## WORK TO BE COMPLETED
Restate the full listing word for word and leave the pictures out.

## RECORD SET
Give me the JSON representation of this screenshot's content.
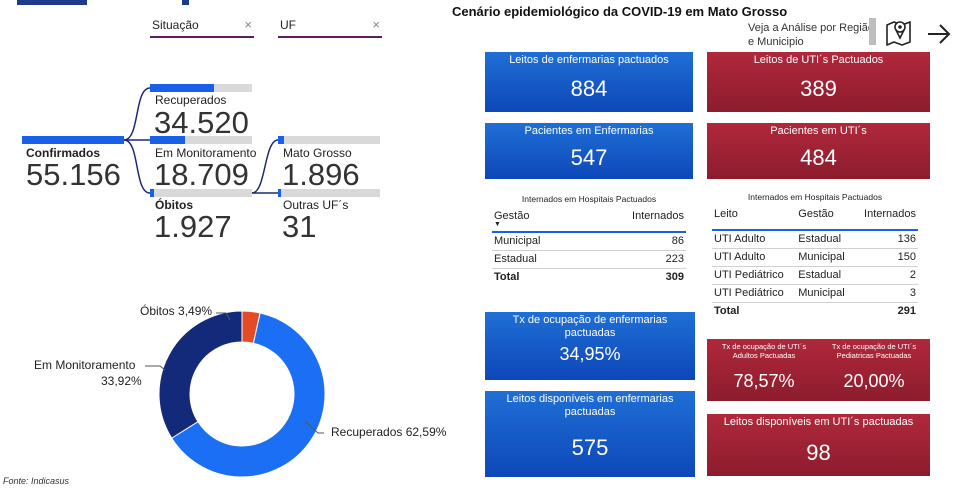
{
  "filters": {
    "situacao": {
      "label": "Situação",
      "clear": "×"
    },
    "uf": {
      "label": "UF",
      "clear": "×"
    }
  },
  "tree": {
    "confirmados": {
      "label": "Confirmados",
      "value": "55.156",
      "fill": 1.0
    },
    "recuperados": {
      "label": "Recuperados",
      "value": "34.520",
      "fill": 0.626
    },
    "em_monitoramento": {
      "label": "Em Monitoramento",
      "value": "18.709",
      "fill": 0.339
    },
    "obitos": {
      "label": "Óbitos",
      "value": "1.927",
      "fill": 0.035
    },
    "mato_grosso": {
      "label": "Mato Grosso",
      "value": "1.896",
      "fill": 0.984
    },
    "outras_uf": {
      "label": "Outras UF´s",
      "value": "31",
      "fill": 0.016
    }
  },
  "donut": {
    "slices": [
      {
        "name": "Recuperados",
        "percent": 62.59,
        "color": "#1a6ff5"
      },
      {
        "name": "Em Monitoramento",
        "percent": 33.92,
        "color": "#132a7a"
      },
      {
        "name": "Óbitos",
        "percent": 3.49,
        "color": "#e34b27"
      }
    ],
    "labels": {
      "obitos": "Óbitos 3,49%",
      "monitoramento_line1": "Em Monitoramento",
      "monitoramento_line2": "33,92%",
      "recuperados": "Recuperados 62,59%"
    }
  },
  "source": "Fonte: Indicasus",
  "dashboard": {
    "title": "Cenário epidemiológico da COVID-19 em Mato Grosso",
    "nav_line1": "Veja a Análise por Região",
    "nav_line2": "e Municipio",
    "cards": {
      "leitos_enf": {
        "title": "Leitos de enfermarias pactuados",
        "value": "884"
      },
      "leitos_uti": {
        "title": "Leitos de UTI´s Pactuados",
        "value": "389"
      },
      "pac_enf": {
        "title": "Pacientes em Enfermarias",
        "value": "547"
      },
      "pac_uti": {
        "title": "Pacientes em UTI´s",
        "value": "484"
      },
      "tx_enf": {
        "title": "Tx de ocupação de enfermarias pactuadas",
        "value": "34,95%"
      },
      "tx_uti_adulto": {
        "title": "Tx de ocupação de UTI´s Adultos Pactuadas",
        "value": "78,57%"
      },
      "tx_uti_ped": {
        "title": "Tx de ocupação de UTI´s Pediatricas Pactuadas",
        "value": "20,00%"
      },
      "disp_enf": {
        "title": "Leitos disponíveis em enfermarias pactuadas",
        "value": "575"
      },
      "disp_uti": {
        "title": "Leitos disponíveis em UTI´s pactuadas",
        "value": "98"
      }
    },
    "table_left": {
      "title": "Internados em Hospitais Pactuados",
      "headers": [
        "Gestão",
        "Internados"
      ],
      "rows": [
        [
          "Municipal",
          "86"
        ],
        [
          "Estadual",
          "223"
        ]
      ],
      "total": [
        "Total",
        "309"
      ]
    },
    "table_right": {
      "title": "Internados em Hospitais Pactuados",
      "headers": [
        "Leito",
        "Gestão",
        "Internados"
      ],
      "rows": [
        [
          "UTI Adulto",
          "Estadual",
          "136"
        ],
        [
          "UTI Adulto",
          "Municipal",
          "150"
        ],
        [
          "UTI Pediátrico",
          "Estadual",
          "2"
        ],
        [
          "UTI Pediátrico",
          "Municipal",
          "3"
        ]
      ],
      "total": [
        "Total",
        "",
        "291"
      ]
    }
  }
}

## CORRECT ANSWER
Give me the JSON representation of this screenshot's content.
{
  "filters": {
    "situacao": {
      "label": "Situação",
      "clear": "×"
    },
    "uf": {
      "label": "UF",
      "clear": "×"
    }
  },
  "tree": {
    "confirmados": {
      "label": "Confirmados",
      "value": "55.156",
      "fill": 1.0
    },
    "recuperados": {
      "label": "Recuperados",
      "value": "34.520",
      "fill": 0.626
    },
    "em_monitoramento": {
      "label": "Em Monitoramento",
      "value": "18.709",
      "fill": 0.339
    },
    "obitos": {
      "label": "Óbitos",
      "value": "1.927",
      "fill": 0.035
    },
    "mato_grosso": {
      "label": "Mato Grosso",
      "value": "1.896",
      "fill": 0.984
    },
    "outras_uf": {
      "label": "Outras UF´s",
      "value": "31",
      "fill": 0.016
    }
  },
  "donut": {
    "slices": [
      {
        "name": "Recuperados",
        "percent": 62.59,
        "color": "#1a6ff5"
      },
      {
        "name": "Em Monitoramento",
        "percent": 33.92,
        "color": "#132a7a"
      },
      {
        "name": "Óbitos",
        "percent": 3.49,
        "color": "#e34b27"
      }
    ],
    "labels": {
      "obitos": "Óbitos 3,49%",
      "monitoramento_line1": "Em Monitoramento",
      "monitoramento_line2": "33,92%",
      "recuperados": "Recuperados 62,59%"
    }
  },
  "source": "Fonte: Indicasus",
  "dashboard": {
    "title": "Cenário epidemiológico da COVID-19 em Mato Grosso",
    "nav_line1": "Veja a Análise por Região",
    "nav_line2": "e Municipio",
    "cards": {
      "leitos_enf": {
        "title": "Leitos de enfermarias pactuados",
        "value": "884"
      },
      "leitos_uti": {
        "title": "Leitos de UTI´s Pactuados",
        "value": "389"
      },
      "pac_enf": {
        "title": "Pacientes em Enfermarias",
        "value": "547"
      },
      "pac_uti": {
        "title": "Pacientes em UTI´s",
        "value": "484"
      },
      "tx_enf": {
        "title": "Tx de ocupação de enfermarias pactuadas",
        "value": "34,95%"
      },
      "tx_uti_adulto": {
        "title": "Tx de ocupação de UTI´s Adultos Pactuadas",
        "value": "78,57%"
      },
      "tx_uti_ped": {
        "title": "Tx de ocupação de UTI´s Pediatricas Pactuadas",
        "value": "20,00%"
      },
      "disp_enf": {
        "title": "Leitos disponíveis em enfermarias pactuadas",
        "value": "575"
      },
      "disp_uti": {
        "title": "Leitos disponíveis em UTI´s pactuadas",
        "value": "98"
      }
    },
    "table_left": {
      "title": "Internados em Hospitais Pactuados",
      "headers": [
        "Gestão",
        "Internados"
      ],
      "rows": [
        [
          "Municipal",
          "86"
        ],
        [
          "Estadual",
          "223"
        ]
      ],
      "total": [
        "Total",
        "309"
      ]
    },
    "table_right": {
      "title": "Internados em Hospitais Pactuados",
      "headers": [
        "Leito",
        "Gestão",
        "Internados"
      ],
      "rows": [
        [
          "UTI Adulto",
          "Estadual",
          "136"
        ],
        [
          "UTI Adulto",
          "Municipal",
          "150"
        ],
        [
          "UTI Pediátrico",
          "Estadual",
          "2"
        ],
        [
          "UTI Pediátrico",
          "Municipal",
          "3"
        ]
      ],
      "total": [
        "Total",
        "",
        "291"
      ]
    }
  }
}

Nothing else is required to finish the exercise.